What needs to be done:
Print the lines below exactly as they appear, starting with the line that contains "col-header-time: 时间: [36, 221, 160, 259]" and going on through the line that contains "cell: 9957: [159, 381, 251, 423]", both included. Print only those lines.

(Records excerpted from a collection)
— BEGIN —

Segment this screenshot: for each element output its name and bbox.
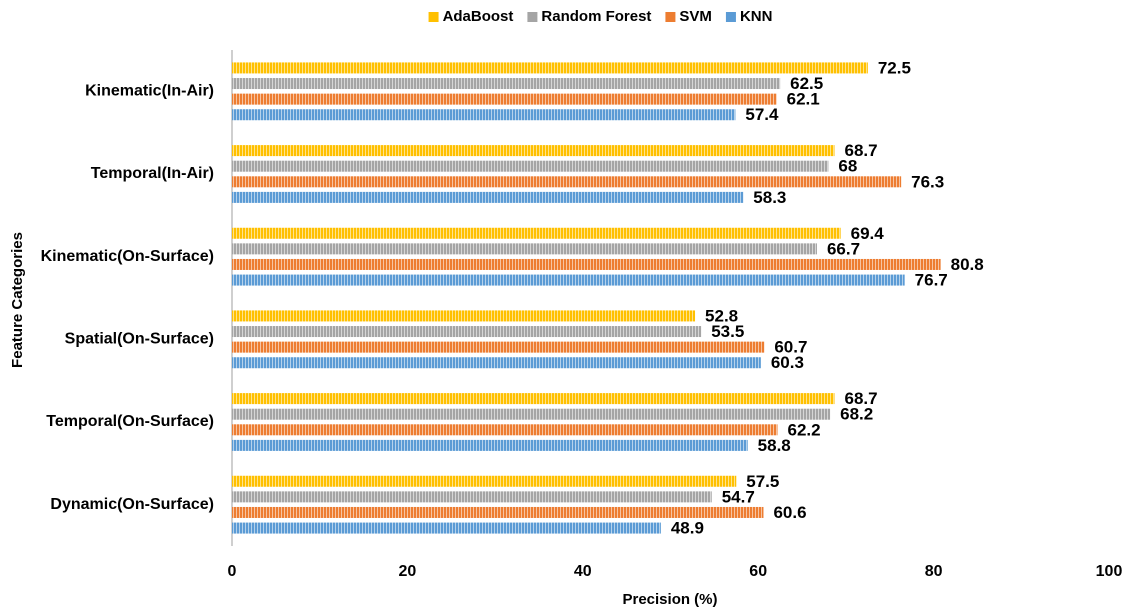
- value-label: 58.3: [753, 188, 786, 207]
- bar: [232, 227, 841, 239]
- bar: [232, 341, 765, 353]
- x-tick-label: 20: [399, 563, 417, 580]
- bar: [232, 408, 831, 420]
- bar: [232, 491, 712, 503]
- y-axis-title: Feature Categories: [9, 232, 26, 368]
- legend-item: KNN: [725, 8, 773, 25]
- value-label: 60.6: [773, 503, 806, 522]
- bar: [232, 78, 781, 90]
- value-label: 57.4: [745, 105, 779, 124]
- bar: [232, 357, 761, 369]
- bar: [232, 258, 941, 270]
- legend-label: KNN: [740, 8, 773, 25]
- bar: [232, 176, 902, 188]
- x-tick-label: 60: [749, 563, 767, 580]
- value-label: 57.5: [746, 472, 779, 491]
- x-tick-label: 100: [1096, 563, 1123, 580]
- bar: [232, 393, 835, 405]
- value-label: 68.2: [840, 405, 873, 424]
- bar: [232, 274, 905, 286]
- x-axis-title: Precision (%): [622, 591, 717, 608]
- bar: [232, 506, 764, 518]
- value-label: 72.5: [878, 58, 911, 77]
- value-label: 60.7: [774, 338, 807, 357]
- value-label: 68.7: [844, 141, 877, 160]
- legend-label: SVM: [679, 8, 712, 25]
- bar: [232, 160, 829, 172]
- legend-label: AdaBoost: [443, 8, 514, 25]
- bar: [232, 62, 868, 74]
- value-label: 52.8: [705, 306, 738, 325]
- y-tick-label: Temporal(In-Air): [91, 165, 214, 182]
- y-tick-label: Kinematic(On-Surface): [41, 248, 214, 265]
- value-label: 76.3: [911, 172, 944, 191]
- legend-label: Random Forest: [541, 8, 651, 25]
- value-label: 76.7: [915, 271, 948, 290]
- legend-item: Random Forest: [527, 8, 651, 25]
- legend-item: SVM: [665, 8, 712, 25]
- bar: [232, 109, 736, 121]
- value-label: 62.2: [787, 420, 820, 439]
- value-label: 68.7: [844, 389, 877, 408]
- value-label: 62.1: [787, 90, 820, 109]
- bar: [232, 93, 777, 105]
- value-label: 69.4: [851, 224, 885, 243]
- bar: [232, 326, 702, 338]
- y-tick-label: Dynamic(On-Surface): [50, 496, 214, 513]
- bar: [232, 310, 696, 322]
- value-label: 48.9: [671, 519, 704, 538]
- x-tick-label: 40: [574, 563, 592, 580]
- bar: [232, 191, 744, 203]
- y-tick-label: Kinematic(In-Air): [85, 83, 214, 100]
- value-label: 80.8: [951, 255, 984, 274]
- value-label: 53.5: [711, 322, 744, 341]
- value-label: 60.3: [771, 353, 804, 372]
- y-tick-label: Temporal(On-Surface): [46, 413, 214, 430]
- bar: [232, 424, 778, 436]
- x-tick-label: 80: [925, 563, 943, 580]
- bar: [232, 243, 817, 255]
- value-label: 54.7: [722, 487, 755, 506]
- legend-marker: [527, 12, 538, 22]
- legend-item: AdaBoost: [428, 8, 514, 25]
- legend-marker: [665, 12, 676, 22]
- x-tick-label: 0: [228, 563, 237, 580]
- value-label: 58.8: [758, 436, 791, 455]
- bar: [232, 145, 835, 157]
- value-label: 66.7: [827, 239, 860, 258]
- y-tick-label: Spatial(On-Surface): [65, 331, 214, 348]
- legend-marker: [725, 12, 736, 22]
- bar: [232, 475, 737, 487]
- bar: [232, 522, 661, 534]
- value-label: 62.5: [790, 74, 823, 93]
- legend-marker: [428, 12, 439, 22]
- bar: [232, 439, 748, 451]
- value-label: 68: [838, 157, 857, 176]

— END —
— BEGIN —

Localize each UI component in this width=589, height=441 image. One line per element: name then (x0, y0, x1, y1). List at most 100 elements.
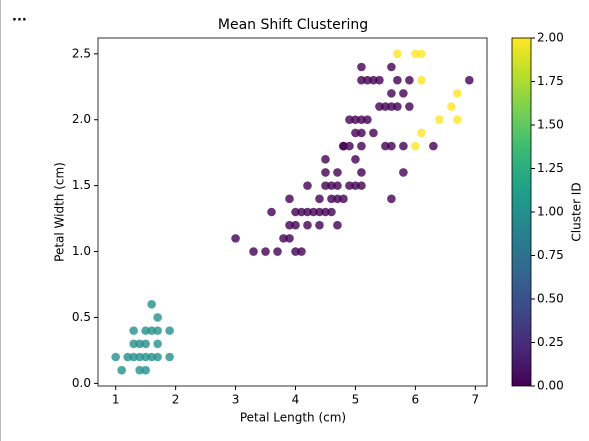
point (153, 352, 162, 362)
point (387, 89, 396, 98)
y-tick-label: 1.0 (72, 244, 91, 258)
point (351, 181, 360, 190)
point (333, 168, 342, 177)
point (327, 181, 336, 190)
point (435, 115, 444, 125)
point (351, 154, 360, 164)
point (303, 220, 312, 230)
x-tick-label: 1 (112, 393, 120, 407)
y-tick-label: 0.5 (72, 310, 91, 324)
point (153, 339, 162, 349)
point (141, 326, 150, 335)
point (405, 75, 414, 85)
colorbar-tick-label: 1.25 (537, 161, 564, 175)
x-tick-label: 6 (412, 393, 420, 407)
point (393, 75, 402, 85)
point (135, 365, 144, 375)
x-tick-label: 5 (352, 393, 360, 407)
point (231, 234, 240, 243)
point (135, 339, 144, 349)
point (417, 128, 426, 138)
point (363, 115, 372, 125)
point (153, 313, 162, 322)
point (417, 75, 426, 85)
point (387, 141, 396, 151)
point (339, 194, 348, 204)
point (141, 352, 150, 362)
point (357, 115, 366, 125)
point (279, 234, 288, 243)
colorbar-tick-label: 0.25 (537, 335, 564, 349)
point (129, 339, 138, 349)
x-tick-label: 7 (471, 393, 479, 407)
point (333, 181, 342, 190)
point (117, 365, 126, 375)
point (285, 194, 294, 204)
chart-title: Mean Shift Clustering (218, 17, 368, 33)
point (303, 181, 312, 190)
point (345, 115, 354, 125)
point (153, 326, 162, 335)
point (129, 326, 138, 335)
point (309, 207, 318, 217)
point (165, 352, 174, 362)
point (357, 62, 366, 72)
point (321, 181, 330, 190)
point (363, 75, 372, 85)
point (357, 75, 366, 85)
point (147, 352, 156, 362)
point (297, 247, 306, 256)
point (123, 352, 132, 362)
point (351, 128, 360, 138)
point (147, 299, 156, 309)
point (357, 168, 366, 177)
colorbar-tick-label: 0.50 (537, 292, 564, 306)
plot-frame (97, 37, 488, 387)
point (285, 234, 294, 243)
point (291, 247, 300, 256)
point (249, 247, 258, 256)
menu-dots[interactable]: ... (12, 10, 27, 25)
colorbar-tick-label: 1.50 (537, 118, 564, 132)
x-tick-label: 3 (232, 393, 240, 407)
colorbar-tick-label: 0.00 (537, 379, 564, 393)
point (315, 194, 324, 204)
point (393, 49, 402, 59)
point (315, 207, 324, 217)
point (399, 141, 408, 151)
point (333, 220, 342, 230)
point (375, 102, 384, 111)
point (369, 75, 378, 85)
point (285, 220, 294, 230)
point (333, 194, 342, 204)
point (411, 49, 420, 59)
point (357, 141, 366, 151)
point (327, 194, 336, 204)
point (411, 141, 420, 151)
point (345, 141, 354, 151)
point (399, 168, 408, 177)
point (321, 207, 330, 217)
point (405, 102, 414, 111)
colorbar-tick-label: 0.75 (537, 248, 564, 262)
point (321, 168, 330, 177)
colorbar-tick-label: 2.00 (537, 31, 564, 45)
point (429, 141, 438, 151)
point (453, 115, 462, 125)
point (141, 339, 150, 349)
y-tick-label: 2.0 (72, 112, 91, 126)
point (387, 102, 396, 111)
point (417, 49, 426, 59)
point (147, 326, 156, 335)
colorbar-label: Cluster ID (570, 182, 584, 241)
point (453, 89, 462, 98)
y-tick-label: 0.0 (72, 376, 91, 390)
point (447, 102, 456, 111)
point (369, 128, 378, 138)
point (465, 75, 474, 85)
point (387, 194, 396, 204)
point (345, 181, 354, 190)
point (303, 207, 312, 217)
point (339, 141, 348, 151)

— END —
— BEGIN —

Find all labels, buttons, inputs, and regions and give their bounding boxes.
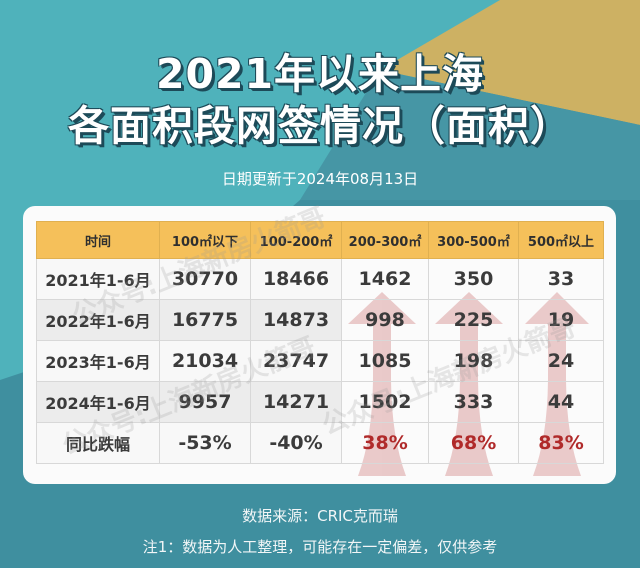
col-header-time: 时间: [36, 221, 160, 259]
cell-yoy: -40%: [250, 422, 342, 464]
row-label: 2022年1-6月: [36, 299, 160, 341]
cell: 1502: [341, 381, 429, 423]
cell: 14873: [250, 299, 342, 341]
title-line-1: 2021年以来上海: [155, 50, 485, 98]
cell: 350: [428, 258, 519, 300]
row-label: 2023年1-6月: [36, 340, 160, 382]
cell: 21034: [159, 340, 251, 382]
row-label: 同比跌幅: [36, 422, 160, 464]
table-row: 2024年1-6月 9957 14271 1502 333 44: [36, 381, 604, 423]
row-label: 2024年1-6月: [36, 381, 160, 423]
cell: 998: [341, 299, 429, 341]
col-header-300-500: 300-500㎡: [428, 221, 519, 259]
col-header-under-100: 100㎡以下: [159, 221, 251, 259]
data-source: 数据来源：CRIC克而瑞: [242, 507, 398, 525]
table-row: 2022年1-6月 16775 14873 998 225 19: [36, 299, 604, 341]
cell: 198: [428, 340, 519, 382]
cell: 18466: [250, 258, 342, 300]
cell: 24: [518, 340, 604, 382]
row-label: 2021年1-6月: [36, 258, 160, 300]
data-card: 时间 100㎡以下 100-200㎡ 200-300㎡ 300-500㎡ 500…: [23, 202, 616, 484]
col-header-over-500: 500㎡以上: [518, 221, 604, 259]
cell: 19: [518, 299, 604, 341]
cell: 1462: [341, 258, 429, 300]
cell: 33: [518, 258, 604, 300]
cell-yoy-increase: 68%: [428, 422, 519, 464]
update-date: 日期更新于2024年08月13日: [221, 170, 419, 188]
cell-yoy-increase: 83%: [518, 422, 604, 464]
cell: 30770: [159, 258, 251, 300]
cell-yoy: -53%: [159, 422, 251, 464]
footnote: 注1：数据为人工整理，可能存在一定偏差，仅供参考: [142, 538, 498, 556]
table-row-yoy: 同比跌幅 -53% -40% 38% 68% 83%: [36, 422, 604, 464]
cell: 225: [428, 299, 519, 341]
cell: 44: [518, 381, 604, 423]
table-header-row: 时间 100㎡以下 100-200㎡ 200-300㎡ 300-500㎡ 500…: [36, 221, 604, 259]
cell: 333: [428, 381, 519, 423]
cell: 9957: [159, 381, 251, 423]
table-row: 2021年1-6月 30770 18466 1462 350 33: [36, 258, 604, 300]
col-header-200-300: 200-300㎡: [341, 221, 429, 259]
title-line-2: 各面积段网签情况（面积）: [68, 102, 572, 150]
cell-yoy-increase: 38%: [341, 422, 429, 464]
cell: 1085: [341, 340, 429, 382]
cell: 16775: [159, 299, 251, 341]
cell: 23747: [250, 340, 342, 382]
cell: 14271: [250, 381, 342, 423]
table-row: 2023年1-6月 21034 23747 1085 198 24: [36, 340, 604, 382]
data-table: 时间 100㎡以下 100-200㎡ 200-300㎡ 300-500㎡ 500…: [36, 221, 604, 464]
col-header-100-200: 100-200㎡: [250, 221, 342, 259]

— END —

Solution below:
col-header-time: 时间: [36, 221, 160, 259]
cell-yoy: -40%: [250, 422, 342, 464]
row-label: 2022年1-6月: [36, 299, 160, 341]
cell: 1502: [341, 381, 429, 423]
cell: 14873: [250, 299, 342, 341]
title-line-1: 2021年以来上海: [155, 50, 485, 98]
cell: 350: [428, 258, 519, 300]
row-label: 2023年1-6月: [36, 340, 160, 382]
cell: 21034: [159, 340, 251, 382]
row-label: 同比跌幅: [36, 422, 160, 464]
table-row: 2024年1-6月 9957 14271 1502 333 44: [36, 381, 604, 423]
row-label: 2024年1-6月: [36, 381, 160, 423]
cell: 998: [341, 299, 429, 341]
col-header-300-500: 300-500㎡: [428, 221, 519, 259]
col-header-under-100: 100㎡以下: [159, 221, 251, 259]
data-source: 数据来源：CRIC克而瑞: [242, 507, 398, 525]
table-row: 2022年1-6月 16775 14873 998 225 19: [36, 299, 604, 341]
cell: 198: [428, 340, 519, 382]
cell: 18466: [250, 258, 342, 300]
cell: 24: [518, 340, 604, 382]
row-label: 2021年1-6月: [36, 258, 160, 300]
data-card: 时间 100㎡以下 100-200㎡ 200-300㎡ 300-500㎡ 500…: [23, 202, 616, 484]
col-header-over-500: 500㎡以上: [518, 221, 604, 259]
cell: 19: [518, 299, 604, 341]
cell: 1462: [341, 258, 429, 300]
cell: 33: [518, 258, 604, 300]
cell-yoy-increase: 68%: [428, 422, 519, 464]
update-date: 日期更新于2024年08月13日: [221, 170, 419, 188]
cell-yoy-increase: 83%: [518, 422, 604, 464]
cell: 30770: [159, 258, 251, 300]
cell-yoy: -53%: [159, 422, 251, 464]
footnote: 注1：数据为人工整理，可能存在一定偏差，仅供参考: [142, 538, 498, 556]
table-row-yoy: 同比跌幅 -53% -40% 38% 68% 83%: [36, 422, 604, 464]
cell: 225: [428, 299, 519, 341]
cell: 44: [518, 381, 604, 423]
table-header-row: 时间 100㎡以下 100-200㎡ 200-300㎡ 300-500㎡ 500…: [36, 221, 604, 259]
cell: 333: [428, 381, 519, 423]
cell: 9957: [159, 381, 251, 423]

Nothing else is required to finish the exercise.